WHAT IS ASKED |
Gather all lines in the entries that include the word "Temp".
Begin RECORDS TO USE
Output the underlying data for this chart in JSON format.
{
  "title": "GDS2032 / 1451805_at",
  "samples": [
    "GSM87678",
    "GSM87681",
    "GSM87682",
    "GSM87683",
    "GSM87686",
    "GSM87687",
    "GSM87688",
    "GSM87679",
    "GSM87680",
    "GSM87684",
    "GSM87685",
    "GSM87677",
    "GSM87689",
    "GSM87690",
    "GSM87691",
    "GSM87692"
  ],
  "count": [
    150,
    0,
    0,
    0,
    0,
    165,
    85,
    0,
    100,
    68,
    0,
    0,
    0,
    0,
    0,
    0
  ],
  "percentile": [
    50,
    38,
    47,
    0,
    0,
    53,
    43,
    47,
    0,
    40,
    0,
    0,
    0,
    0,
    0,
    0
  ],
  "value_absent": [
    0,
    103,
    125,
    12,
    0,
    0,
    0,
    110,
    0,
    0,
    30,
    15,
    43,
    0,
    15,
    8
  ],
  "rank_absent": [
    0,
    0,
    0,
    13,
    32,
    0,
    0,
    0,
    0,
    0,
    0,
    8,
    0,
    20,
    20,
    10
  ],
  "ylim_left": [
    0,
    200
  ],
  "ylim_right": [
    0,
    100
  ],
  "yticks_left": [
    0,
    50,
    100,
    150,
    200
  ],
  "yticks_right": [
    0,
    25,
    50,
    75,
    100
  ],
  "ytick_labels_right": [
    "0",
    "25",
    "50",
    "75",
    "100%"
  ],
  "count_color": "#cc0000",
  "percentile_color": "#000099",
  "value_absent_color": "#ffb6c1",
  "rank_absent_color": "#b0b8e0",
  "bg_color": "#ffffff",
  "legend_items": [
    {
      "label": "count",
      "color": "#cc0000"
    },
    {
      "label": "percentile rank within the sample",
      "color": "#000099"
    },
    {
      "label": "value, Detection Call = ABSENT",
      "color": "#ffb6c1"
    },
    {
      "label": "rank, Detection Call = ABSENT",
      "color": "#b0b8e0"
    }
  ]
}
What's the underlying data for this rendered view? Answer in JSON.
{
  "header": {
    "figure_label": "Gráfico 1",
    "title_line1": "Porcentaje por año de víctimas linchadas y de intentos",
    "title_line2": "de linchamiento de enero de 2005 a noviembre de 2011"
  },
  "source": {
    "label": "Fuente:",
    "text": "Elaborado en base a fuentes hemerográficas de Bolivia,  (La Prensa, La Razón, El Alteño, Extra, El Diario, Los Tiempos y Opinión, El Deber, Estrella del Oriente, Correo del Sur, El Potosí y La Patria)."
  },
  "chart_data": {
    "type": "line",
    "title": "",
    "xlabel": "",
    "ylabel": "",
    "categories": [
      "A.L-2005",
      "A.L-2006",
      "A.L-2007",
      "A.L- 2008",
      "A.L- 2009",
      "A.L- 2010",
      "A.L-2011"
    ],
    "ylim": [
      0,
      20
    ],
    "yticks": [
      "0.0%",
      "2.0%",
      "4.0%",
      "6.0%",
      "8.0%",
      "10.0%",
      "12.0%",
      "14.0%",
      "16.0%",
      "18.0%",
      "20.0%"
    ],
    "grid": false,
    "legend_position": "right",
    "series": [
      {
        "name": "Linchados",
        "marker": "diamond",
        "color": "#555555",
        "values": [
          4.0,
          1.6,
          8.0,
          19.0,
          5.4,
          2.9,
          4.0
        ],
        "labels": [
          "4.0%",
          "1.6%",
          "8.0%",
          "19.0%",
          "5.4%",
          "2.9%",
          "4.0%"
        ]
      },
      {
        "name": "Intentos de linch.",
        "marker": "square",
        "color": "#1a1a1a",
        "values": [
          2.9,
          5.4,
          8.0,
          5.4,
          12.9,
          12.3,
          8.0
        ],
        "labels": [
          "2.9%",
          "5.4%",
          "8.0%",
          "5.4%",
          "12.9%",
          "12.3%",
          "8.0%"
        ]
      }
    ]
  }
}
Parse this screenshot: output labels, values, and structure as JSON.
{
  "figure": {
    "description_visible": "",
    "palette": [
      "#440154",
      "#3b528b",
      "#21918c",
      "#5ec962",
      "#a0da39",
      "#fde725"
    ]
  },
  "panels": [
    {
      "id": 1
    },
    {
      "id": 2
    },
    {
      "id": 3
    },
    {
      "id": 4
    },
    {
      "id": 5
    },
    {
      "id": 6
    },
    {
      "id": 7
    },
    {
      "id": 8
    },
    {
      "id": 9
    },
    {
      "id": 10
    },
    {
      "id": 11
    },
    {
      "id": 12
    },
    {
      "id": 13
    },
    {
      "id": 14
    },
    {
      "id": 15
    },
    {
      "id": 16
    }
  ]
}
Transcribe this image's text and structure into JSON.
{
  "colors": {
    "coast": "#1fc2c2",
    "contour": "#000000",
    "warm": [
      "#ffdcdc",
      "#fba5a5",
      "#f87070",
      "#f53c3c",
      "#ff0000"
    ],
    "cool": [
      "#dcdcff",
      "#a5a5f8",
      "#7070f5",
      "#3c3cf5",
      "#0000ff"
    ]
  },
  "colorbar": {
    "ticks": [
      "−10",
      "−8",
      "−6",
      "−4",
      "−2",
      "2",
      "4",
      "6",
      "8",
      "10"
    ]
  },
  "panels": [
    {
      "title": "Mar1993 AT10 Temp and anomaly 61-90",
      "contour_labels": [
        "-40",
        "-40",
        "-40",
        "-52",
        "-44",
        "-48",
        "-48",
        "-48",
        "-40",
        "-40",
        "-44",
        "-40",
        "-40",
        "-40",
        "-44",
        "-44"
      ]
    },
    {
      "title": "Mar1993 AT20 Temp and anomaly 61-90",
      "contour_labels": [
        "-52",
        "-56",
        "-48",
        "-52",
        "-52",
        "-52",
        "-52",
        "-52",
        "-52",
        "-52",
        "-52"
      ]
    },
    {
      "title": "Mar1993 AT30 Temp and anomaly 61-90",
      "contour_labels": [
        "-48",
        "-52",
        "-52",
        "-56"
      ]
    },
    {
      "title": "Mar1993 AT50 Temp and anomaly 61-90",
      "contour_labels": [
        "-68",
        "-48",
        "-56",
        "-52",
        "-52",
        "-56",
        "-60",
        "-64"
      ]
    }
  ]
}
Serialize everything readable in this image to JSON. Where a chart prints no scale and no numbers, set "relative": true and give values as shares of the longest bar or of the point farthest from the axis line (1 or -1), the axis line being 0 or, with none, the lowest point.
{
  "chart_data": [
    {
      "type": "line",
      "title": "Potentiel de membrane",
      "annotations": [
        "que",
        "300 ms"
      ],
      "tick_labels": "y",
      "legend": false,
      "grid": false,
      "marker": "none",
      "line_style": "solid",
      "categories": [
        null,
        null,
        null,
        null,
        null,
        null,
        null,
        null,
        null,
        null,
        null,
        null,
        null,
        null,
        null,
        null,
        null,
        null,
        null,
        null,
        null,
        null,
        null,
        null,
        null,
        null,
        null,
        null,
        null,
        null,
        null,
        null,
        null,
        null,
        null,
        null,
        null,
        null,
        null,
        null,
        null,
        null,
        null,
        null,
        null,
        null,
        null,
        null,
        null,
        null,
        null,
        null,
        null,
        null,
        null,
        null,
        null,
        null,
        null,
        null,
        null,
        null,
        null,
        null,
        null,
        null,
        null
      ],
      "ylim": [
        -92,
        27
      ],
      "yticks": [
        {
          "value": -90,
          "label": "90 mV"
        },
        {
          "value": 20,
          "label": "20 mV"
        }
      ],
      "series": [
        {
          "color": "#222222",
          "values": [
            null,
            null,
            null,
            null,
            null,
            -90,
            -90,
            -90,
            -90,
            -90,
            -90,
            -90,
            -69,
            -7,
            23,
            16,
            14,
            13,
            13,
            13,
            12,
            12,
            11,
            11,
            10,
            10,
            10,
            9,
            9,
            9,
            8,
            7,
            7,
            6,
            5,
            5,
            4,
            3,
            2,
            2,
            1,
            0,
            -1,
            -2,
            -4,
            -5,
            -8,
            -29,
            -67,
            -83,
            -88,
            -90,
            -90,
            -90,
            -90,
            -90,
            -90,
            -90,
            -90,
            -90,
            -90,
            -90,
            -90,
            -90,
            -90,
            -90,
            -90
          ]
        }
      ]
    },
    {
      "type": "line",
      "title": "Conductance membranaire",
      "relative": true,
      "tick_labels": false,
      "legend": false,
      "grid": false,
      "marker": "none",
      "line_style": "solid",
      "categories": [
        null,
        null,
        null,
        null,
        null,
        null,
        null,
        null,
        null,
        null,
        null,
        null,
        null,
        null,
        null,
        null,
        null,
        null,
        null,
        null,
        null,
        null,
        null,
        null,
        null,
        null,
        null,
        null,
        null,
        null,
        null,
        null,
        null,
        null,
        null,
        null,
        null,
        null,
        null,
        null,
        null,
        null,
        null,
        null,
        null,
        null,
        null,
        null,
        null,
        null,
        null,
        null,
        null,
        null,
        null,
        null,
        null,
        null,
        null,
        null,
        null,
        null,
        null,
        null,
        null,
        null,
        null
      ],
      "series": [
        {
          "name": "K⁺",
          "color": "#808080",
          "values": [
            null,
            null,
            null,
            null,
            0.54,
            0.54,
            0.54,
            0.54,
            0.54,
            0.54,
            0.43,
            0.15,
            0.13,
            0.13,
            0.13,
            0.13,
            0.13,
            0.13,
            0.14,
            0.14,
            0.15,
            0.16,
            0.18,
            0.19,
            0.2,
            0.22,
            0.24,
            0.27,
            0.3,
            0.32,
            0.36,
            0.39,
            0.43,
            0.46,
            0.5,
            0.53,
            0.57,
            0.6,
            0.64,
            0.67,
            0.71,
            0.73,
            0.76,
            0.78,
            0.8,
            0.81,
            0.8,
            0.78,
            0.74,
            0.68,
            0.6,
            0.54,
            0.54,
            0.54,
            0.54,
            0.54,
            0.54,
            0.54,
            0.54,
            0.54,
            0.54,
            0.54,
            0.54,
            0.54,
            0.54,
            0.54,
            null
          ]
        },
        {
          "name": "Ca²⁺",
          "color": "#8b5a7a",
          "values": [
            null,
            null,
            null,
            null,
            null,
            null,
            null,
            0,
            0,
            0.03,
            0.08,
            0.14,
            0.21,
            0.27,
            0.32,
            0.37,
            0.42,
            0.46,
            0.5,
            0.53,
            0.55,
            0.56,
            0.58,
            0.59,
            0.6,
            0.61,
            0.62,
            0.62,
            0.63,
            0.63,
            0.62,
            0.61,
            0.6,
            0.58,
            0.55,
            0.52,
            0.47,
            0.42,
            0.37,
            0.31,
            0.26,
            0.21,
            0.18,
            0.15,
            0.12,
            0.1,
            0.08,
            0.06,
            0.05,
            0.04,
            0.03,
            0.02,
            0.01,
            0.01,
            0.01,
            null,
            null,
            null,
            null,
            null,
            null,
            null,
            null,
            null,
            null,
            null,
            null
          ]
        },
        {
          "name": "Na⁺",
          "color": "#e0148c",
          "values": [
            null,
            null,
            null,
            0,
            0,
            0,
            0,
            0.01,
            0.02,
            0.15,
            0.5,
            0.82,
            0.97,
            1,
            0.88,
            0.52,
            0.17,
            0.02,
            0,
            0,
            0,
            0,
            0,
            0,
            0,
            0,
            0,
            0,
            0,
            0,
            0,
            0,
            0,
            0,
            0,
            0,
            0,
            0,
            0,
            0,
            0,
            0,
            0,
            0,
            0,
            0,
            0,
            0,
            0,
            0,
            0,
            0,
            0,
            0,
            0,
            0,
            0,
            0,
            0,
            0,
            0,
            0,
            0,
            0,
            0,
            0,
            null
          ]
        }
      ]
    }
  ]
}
End RECORDS TO USE
WORKED SOLUTION |
      "title": "Mar1993 AT10 Temp and anomaly 61-90",
      "title": "Mar1993 AT20 Temp and anomaly 61-90",
      "title": "Mar1993 AT30 Temp and anomaly 61-90",
      "title": "Mar1993 AT50 Temp and anomaly 61-90",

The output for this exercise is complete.